What to do: Collect each line of the entries that holds the string "likes".

=-=-=-=-=

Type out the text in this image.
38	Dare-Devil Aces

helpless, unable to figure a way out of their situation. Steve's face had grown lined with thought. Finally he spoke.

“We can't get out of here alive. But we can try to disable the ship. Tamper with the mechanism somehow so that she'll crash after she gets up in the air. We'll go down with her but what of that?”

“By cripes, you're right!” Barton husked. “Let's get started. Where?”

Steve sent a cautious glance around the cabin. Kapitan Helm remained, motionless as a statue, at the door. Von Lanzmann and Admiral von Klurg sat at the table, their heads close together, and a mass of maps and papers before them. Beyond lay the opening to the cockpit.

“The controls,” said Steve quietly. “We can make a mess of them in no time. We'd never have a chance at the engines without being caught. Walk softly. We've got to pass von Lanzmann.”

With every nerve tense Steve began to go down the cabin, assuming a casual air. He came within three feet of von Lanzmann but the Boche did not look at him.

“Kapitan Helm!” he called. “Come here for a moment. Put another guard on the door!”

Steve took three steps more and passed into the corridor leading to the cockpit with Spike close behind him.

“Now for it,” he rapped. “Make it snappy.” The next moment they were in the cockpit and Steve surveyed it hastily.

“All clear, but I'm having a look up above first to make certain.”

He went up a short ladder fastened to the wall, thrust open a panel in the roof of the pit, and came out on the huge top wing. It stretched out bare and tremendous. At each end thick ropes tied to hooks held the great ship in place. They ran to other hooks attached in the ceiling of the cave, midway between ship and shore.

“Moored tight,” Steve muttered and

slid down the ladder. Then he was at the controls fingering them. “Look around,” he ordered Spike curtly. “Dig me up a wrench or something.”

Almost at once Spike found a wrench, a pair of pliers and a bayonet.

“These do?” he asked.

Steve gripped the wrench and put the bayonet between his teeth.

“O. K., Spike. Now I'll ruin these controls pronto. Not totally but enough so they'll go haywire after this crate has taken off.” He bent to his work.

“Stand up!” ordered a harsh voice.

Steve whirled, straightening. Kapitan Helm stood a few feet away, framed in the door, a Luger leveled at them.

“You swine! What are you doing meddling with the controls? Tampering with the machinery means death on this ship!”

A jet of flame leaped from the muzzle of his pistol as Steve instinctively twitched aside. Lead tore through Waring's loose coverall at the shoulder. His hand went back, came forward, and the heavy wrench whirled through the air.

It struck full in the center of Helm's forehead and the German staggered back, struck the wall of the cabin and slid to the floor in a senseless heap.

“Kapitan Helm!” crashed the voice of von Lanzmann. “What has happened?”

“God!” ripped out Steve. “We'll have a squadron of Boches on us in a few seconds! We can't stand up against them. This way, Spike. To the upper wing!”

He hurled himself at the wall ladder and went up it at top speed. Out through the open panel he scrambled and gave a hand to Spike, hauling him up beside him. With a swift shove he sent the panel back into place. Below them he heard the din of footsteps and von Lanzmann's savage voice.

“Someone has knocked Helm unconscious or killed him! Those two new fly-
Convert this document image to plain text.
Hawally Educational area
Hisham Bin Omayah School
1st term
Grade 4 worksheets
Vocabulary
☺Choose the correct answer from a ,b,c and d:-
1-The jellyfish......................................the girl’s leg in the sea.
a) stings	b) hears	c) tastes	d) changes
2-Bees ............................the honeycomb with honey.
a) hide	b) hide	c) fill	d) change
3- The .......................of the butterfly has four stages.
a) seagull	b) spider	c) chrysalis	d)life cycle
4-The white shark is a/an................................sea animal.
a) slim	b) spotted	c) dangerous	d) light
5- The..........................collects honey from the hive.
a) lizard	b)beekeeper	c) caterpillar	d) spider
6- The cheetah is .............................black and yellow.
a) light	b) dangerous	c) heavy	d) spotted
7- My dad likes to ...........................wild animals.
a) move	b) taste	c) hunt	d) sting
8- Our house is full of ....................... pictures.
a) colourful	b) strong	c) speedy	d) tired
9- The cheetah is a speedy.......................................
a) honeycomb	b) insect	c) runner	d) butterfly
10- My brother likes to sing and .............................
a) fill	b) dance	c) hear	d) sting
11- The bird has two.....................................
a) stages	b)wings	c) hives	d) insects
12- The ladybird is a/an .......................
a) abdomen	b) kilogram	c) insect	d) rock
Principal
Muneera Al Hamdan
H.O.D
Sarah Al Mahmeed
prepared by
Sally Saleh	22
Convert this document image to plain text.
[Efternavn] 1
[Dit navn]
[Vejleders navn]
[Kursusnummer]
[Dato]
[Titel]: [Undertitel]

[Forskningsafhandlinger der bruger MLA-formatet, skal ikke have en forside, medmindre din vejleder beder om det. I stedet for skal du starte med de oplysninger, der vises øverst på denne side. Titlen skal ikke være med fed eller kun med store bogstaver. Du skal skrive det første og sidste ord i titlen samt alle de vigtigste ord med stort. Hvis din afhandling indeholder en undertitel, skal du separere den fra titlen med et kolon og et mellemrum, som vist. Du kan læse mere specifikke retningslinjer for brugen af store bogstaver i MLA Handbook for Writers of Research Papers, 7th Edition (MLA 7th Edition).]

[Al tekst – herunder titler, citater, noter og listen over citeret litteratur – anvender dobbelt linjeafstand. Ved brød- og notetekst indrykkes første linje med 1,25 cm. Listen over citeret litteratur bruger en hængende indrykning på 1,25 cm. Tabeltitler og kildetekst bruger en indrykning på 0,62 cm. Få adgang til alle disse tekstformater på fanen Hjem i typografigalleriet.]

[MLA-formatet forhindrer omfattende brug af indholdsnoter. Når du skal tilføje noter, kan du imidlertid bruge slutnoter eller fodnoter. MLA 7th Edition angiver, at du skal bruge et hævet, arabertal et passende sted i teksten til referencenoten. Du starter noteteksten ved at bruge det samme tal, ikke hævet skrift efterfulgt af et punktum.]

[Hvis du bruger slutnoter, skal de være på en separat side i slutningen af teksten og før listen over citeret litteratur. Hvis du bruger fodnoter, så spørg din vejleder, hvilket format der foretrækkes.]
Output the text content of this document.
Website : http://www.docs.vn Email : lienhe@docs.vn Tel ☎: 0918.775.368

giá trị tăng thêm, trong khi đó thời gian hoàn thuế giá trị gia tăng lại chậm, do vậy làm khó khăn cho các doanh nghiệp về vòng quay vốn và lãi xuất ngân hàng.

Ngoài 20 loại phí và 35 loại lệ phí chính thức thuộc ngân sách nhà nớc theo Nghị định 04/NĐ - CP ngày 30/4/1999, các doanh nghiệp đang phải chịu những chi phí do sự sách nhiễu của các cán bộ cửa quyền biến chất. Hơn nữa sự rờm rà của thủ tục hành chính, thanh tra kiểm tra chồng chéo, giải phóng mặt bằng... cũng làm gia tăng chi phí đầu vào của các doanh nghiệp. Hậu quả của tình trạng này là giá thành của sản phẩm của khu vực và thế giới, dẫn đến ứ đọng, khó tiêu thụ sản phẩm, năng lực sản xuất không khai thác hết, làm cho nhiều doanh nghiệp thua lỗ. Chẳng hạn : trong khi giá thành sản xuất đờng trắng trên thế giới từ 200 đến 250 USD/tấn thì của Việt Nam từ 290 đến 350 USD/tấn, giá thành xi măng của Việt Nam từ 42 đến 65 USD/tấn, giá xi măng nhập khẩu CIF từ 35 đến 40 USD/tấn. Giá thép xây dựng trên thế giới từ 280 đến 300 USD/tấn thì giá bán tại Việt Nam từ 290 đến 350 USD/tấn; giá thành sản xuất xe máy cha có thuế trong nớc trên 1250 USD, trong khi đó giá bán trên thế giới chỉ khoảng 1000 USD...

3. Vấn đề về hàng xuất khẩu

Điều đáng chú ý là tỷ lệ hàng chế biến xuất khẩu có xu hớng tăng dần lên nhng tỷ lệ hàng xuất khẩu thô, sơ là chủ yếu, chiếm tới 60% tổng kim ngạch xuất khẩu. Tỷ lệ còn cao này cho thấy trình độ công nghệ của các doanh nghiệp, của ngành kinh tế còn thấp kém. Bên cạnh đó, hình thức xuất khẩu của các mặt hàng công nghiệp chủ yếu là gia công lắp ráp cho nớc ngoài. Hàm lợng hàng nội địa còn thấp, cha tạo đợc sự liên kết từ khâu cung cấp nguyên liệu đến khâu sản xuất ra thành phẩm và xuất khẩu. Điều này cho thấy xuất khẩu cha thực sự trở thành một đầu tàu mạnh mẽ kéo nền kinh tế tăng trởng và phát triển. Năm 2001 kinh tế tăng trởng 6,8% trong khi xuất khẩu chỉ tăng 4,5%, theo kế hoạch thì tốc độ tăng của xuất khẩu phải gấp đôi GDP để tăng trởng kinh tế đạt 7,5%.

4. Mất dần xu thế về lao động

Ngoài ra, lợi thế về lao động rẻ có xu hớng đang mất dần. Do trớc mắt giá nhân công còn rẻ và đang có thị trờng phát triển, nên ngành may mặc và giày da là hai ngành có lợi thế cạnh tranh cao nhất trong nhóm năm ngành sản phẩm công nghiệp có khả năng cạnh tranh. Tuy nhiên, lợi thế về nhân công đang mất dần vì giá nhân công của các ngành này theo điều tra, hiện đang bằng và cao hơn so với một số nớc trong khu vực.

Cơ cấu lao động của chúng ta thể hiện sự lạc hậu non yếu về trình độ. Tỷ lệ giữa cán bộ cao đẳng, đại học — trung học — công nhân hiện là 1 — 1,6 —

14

=-=-=-=-=

Final answer:
7- My dad likes to ...........................wild animals.
10- My brother likes to sing and .............................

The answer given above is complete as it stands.